(Input)
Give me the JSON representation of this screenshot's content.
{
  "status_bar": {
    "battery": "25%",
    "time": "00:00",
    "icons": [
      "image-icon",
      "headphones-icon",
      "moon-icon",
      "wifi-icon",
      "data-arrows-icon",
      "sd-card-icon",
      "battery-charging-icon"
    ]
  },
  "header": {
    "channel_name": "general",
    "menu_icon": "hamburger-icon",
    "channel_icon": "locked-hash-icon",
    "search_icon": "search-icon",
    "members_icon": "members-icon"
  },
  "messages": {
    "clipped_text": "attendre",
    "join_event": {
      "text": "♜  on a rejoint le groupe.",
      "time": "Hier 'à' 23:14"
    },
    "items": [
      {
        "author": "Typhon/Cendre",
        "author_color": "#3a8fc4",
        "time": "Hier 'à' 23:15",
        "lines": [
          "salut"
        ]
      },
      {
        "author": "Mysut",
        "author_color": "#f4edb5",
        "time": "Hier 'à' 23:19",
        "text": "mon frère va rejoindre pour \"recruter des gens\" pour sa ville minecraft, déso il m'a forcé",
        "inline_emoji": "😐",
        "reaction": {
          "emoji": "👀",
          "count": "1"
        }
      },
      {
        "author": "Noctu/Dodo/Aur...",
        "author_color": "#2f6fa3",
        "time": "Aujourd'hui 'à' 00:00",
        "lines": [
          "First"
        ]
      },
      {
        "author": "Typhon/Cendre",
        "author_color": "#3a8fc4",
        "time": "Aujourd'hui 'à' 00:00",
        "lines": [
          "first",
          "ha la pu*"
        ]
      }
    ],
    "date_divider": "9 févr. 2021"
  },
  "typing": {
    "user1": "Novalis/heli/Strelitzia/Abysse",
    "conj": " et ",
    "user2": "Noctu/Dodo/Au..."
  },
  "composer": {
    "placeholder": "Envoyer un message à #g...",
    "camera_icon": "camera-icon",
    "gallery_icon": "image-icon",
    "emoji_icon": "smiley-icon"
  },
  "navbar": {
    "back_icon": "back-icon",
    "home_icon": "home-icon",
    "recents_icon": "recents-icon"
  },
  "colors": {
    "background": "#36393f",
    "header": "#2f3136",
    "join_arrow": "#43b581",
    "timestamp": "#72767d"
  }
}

(Required work) Where a line of the records above holds the word "Dodo", copy that line.

(Solution to this task)
        "author": "Noctu/Dodo/Aur...",
    "user2": "Noctu/Dodo/Au..."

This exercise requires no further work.